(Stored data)
━━━━
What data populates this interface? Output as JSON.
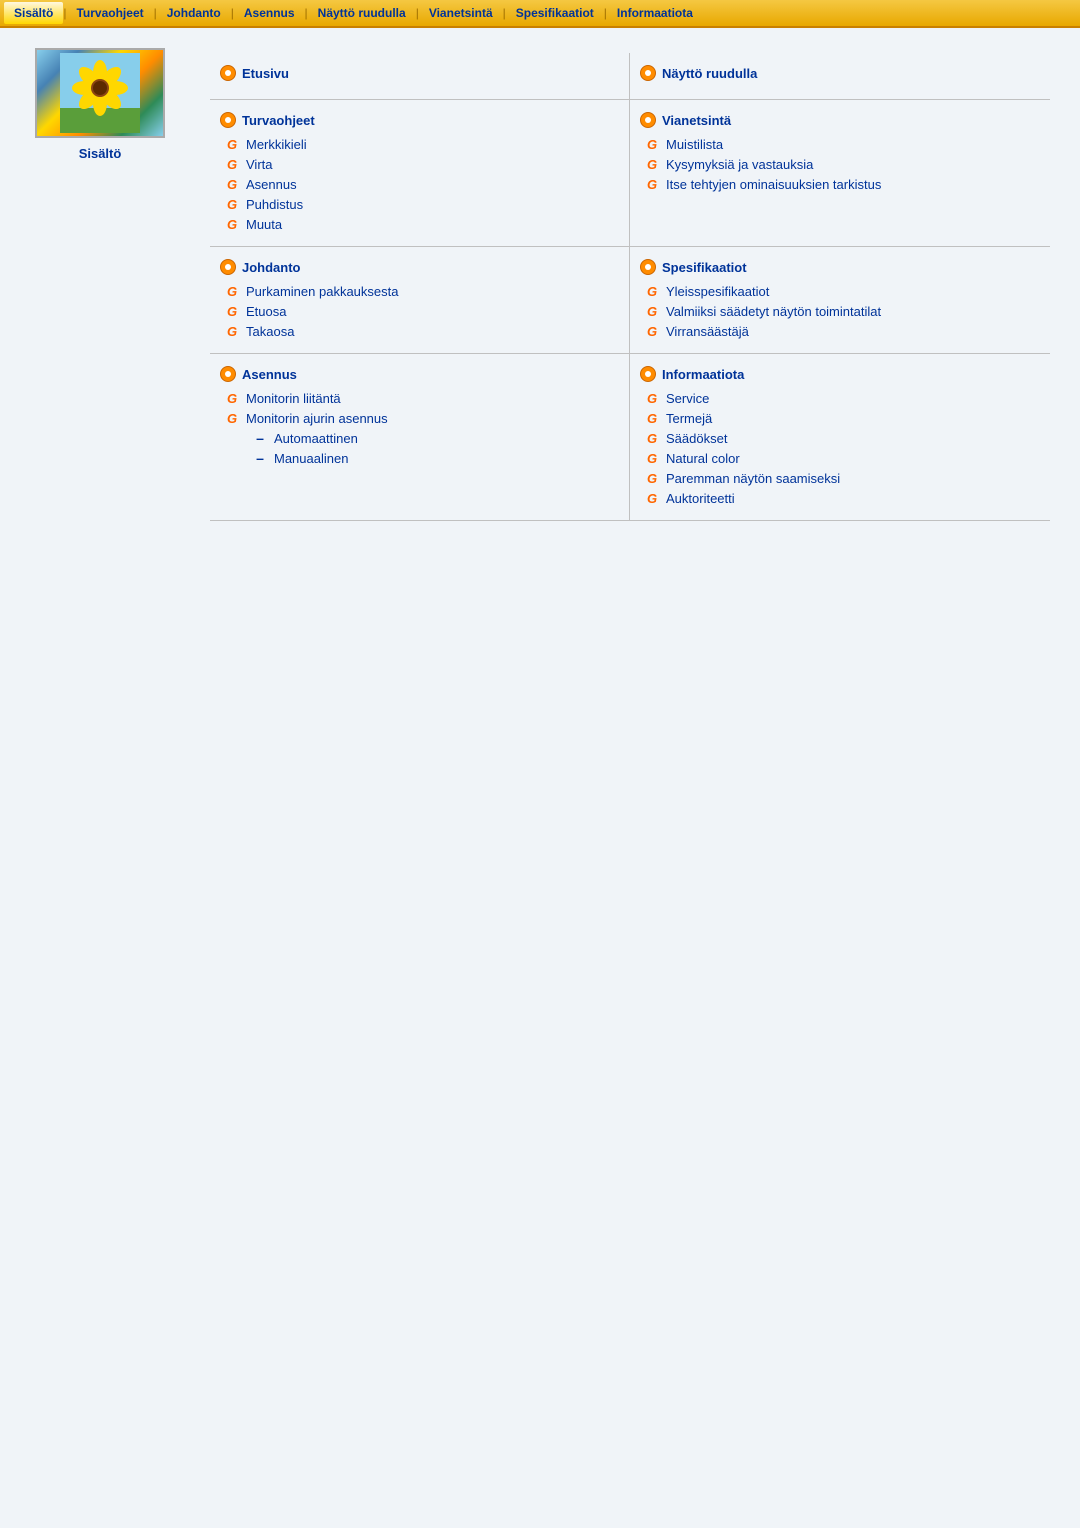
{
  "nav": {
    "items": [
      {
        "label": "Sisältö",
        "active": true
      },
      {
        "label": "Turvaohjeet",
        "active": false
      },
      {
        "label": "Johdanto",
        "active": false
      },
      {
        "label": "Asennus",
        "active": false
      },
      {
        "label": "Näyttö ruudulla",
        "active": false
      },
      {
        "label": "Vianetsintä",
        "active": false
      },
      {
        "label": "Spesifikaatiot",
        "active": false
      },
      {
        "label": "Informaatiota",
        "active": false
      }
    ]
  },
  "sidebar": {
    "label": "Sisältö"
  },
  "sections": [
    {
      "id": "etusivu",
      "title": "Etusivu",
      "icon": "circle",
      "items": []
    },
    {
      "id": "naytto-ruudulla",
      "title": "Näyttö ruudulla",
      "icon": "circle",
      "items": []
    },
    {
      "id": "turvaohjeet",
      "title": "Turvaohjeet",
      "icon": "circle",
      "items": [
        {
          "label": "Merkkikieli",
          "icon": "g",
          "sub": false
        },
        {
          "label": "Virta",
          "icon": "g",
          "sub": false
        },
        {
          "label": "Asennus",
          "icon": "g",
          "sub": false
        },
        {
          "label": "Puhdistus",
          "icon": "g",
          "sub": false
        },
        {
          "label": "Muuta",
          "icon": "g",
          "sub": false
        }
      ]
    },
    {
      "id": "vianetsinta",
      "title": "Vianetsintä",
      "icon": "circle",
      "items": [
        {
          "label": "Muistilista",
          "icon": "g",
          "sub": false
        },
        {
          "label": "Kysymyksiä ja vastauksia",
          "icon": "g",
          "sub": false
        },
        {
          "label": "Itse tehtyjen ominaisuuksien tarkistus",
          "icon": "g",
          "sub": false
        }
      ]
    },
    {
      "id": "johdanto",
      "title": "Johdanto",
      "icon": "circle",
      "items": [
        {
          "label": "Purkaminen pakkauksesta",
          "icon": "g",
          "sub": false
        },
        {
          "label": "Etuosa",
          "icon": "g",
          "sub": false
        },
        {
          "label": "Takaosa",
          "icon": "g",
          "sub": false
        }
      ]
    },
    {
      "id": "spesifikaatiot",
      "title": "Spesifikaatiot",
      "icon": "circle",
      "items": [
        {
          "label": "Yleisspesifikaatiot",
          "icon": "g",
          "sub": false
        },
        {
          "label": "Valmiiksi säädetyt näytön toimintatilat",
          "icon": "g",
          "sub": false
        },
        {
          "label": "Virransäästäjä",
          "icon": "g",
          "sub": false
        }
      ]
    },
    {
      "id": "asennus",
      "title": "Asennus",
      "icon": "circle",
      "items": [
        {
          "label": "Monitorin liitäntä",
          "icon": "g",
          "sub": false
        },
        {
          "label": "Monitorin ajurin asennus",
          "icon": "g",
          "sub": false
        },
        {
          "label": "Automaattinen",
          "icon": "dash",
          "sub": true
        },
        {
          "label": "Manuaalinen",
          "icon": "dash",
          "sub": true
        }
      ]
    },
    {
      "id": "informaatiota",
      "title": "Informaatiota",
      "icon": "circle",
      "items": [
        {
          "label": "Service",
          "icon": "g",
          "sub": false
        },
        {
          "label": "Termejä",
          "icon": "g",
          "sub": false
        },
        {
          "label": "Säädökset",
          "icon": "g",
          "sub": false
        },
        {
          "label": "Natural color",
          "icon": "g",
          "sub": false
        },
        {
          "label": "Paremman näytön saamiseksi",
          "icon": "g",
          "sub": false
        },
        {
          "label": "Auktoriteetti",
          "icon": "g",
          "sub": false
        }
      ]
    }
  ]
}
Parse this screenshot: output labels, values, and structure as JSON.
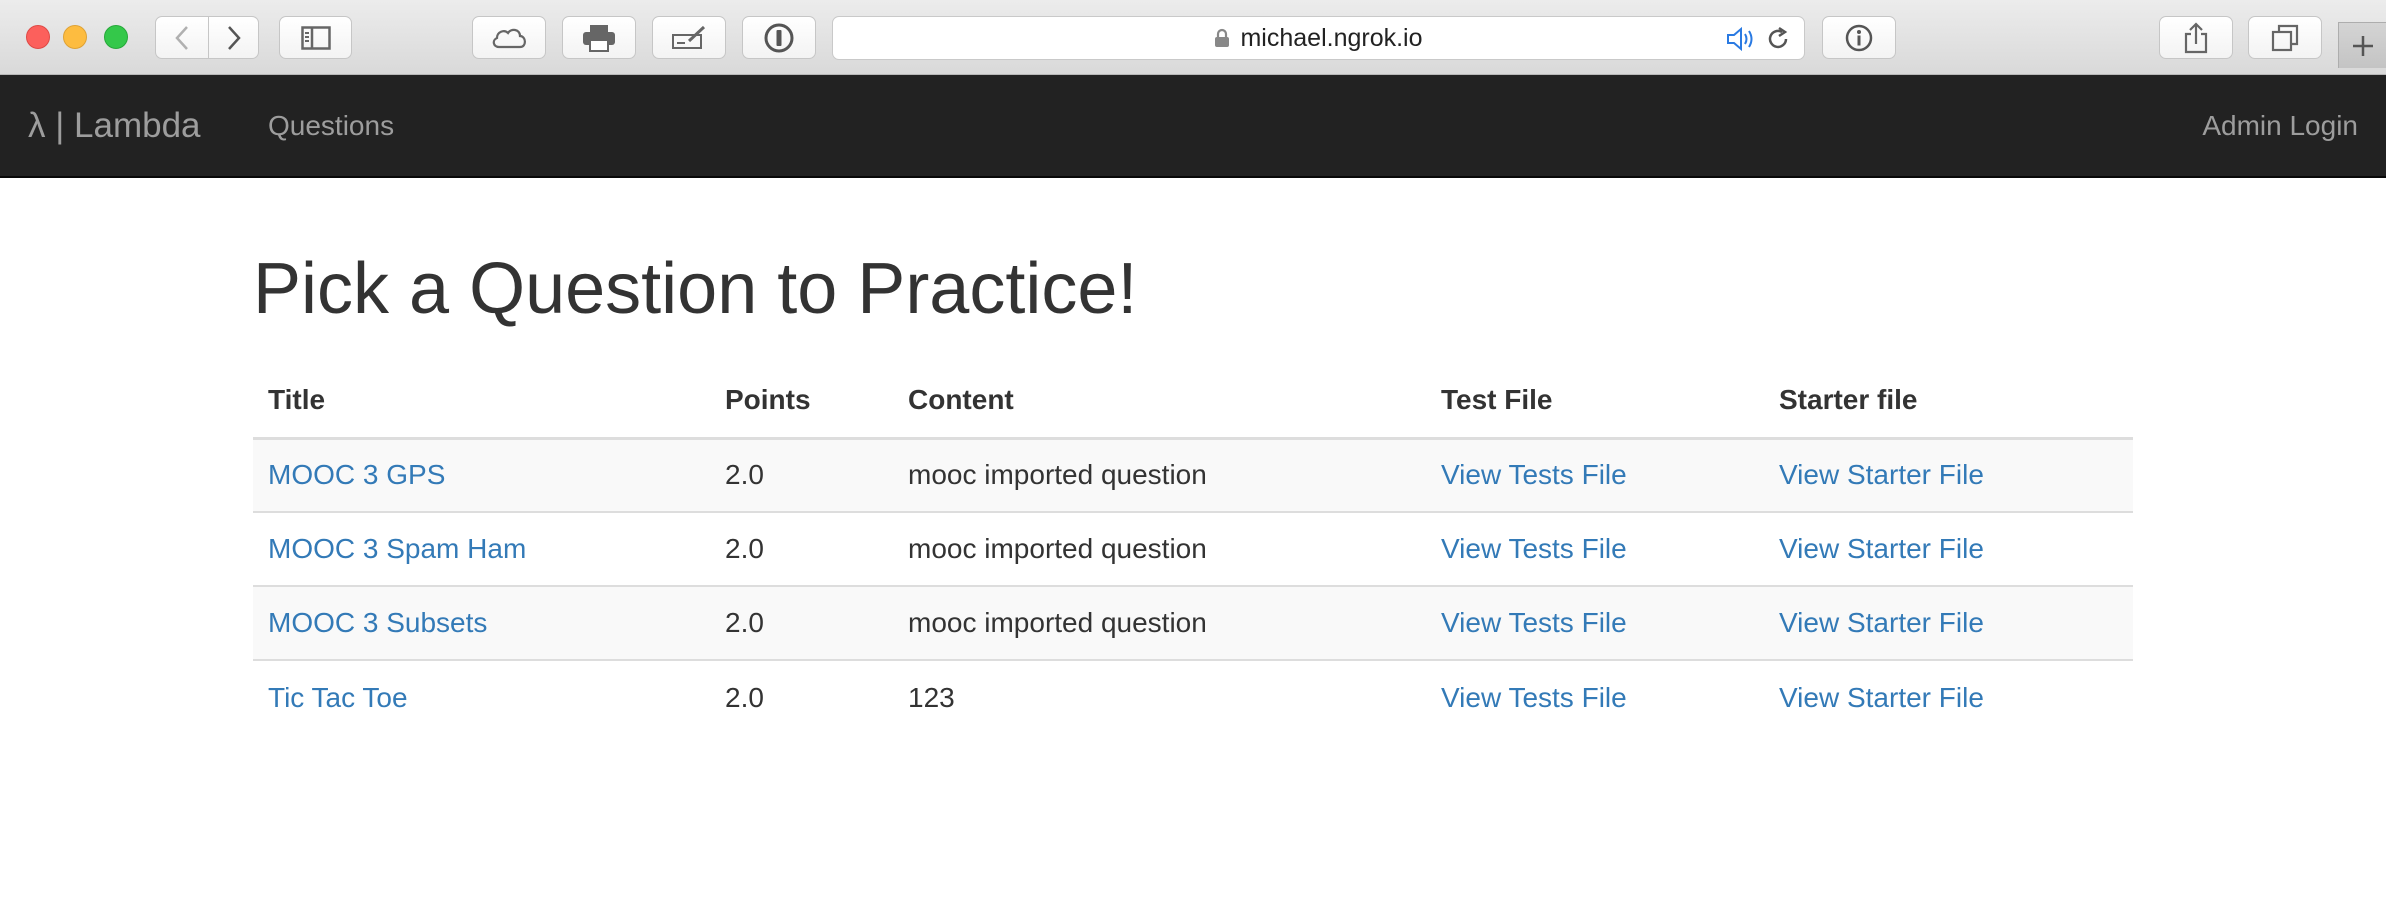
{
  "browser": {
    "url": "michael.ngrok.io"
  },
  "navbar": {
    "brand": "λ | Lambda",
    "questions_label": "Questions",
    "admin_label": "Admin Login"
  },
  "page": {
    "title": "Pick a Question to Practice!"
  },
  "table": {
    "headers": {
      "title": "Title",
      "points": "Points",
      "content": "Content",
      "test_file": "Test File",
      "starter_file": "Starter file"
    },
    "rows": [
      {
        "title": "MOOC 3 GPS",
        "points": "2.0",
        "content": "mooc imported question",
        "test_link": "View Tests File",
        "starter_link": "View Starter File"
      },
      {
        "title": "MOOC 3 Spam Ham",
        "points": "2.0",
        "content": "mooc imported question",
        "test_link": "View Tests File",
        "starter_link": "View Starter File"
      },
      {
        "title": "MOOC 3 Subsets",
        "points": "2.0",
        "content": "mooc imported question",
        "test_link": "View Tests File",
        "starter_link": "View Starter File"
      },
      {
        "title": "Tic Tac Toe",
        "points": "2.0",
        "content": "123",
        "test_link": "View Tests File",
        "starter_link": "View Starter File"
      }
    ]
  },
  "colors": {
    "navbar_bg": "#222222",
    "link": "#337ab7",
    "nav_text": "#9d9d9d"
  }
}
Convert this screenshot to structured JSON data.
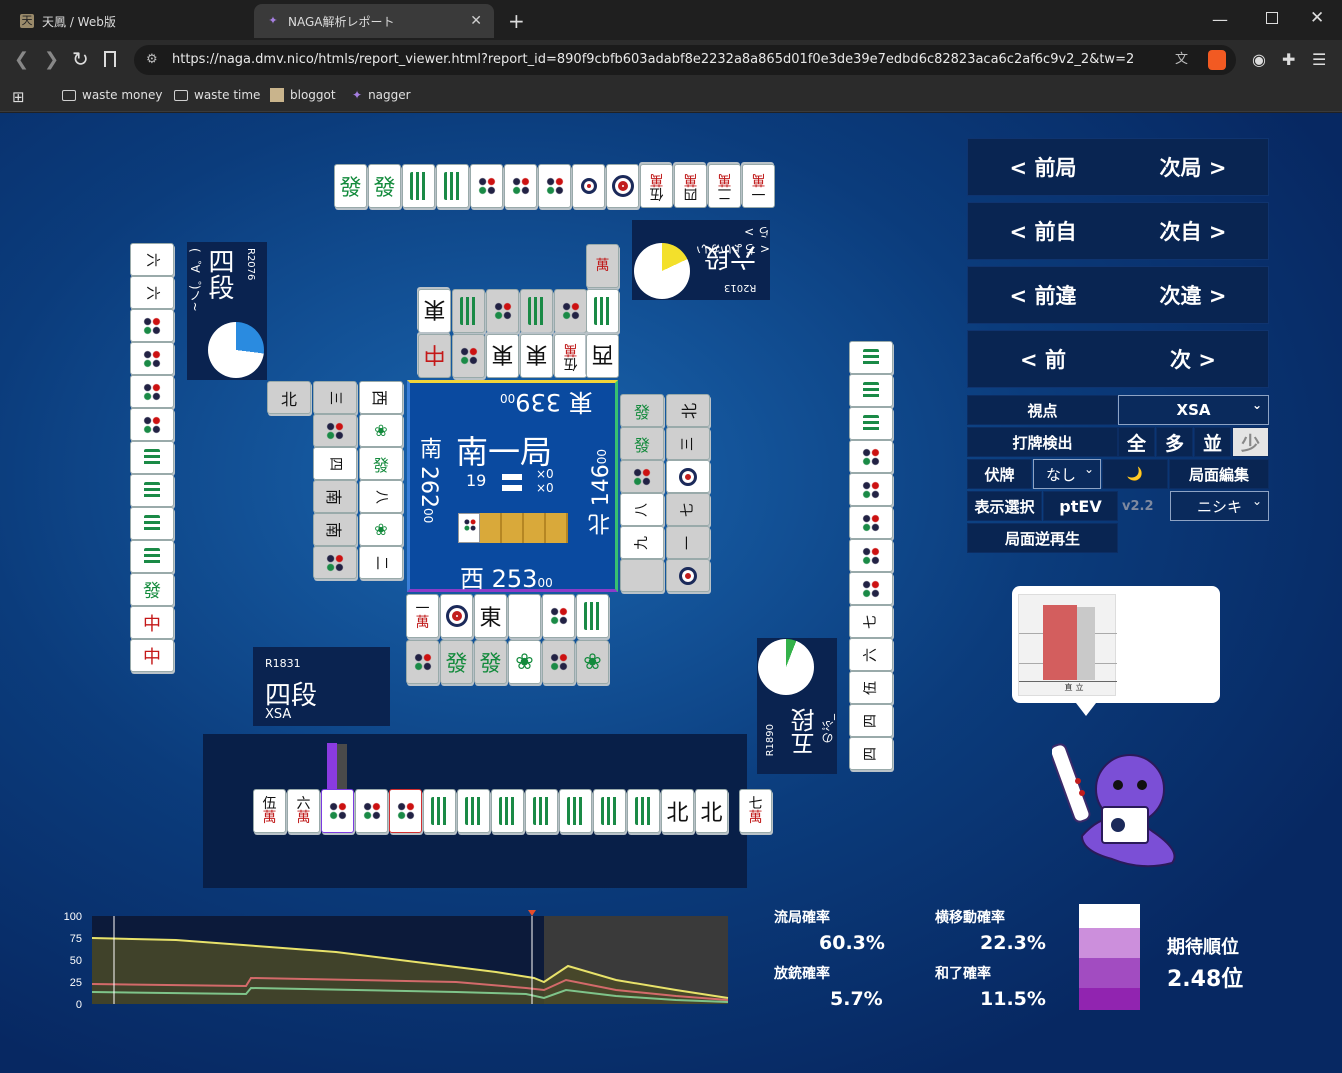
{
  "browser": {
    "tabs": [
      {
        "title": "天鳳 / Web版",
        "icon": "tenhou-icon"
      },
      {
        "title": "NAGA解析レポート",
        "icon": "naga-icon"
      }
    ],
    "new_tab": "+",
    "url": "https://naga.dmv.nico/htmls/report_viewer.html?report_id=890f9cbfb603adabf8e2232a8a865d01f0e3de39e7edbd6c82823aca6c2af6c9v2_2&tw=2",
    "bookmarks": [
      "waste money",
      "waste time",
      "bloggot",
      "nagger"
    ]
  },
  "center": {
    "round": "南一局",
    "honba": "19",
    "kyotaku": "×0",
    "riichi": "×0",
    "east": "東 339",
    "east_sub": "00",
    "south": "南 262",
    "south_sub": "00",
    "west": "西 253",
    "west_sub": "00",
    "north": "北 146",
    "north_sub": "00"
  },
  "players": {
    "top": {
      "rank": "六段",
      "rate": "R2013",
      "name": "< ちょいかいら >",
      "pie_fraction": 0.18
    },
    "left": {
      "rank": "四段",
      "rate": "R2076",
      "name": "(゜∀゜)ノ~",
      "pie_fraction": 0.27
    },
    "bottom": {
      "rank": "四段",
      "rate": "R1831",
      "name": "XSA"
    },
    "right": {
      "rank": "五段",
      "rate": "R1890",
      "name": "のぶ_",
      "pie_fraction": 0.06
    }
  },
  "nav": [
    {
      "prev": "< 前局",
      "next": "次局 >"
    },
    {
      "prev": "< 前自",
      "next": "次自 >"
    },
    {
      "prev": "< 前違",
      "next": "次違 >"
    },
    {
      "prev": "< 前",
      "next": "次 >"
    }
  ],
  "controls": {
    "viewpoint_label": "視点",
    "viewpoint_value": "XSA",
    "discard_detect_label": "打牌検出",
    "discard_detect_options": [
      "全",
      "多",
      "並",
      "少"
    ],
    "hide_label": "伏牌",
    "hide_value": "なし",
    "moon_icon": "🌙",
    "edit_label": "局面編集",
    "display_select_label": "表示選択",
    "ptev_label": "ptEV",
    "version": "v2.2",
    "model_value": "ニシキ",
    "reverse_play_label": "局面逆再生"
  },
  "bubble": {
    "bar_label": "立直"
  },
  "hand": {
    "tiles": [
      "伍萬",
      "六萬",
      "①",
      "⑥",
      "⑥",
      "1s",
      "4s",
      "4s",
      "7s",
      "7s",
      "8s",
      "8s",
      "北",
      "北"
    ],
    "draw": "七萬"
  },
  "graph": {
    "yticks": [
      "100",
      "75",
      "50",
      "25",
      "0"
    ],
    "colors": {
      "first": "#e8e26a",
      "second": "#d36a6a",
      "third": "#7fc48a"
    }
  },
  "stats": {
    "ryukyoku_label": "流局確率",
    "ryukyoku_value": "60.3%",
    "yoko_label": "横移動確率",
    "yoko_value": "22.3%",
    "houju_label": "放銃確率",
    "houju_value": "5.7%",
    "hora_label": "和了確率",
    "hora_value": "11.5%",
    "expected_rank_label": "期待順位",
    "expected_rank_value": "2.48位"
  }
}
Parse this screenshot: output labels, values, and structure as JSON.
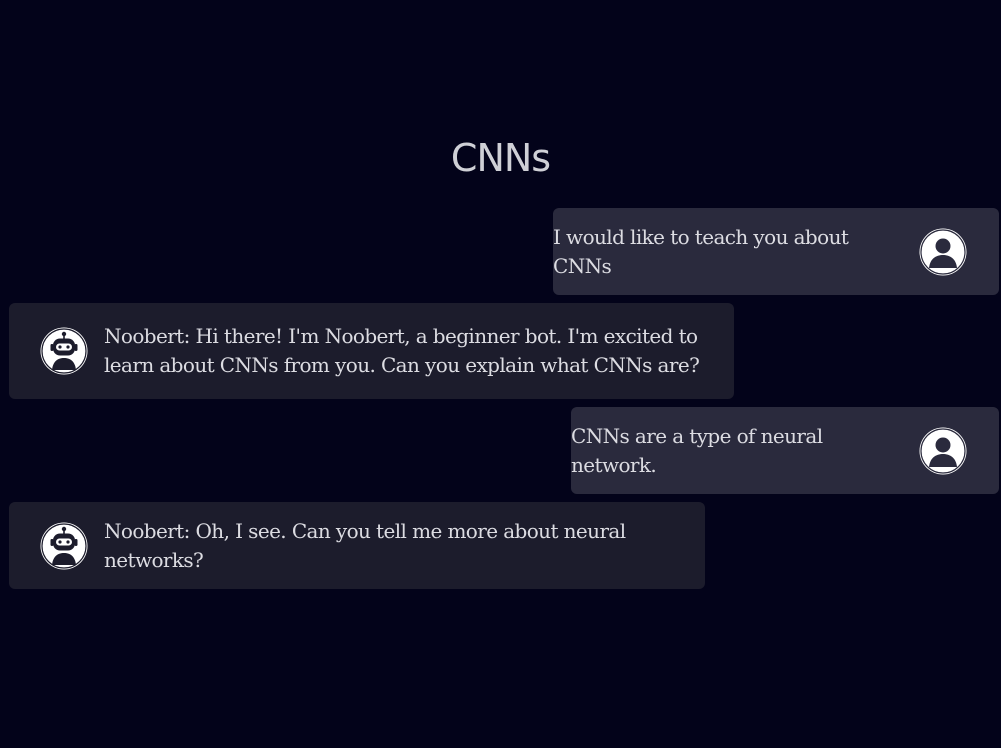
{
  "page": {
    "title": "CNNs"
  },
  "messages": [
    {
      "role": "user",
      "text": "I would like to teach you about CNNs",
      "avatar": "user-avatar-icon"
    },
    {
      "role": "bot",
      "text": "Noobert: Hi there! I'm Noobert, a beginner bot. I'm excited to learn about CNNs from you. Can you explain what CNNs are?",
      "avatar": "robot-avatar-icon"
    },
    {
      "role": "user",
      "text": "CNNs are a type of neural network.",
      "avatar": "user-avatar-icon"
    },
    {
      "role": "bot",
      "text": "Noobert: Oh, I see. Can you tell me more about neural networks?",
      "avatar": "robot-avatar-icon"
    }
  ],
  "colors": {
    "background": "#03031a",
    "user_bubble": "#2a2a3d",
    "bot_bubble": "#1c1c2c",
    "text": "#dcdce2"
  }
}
━━━━
» Direction
Return each line among the entries that holds the word "this".

» Task result
What data populates this interface? Output as JSON.
Parse this screenshot: output labels, values, and structure as JSON.
Convert this screenshot to structured JSON data.
Parse this screenshot: output labels, values, and structure as JSON.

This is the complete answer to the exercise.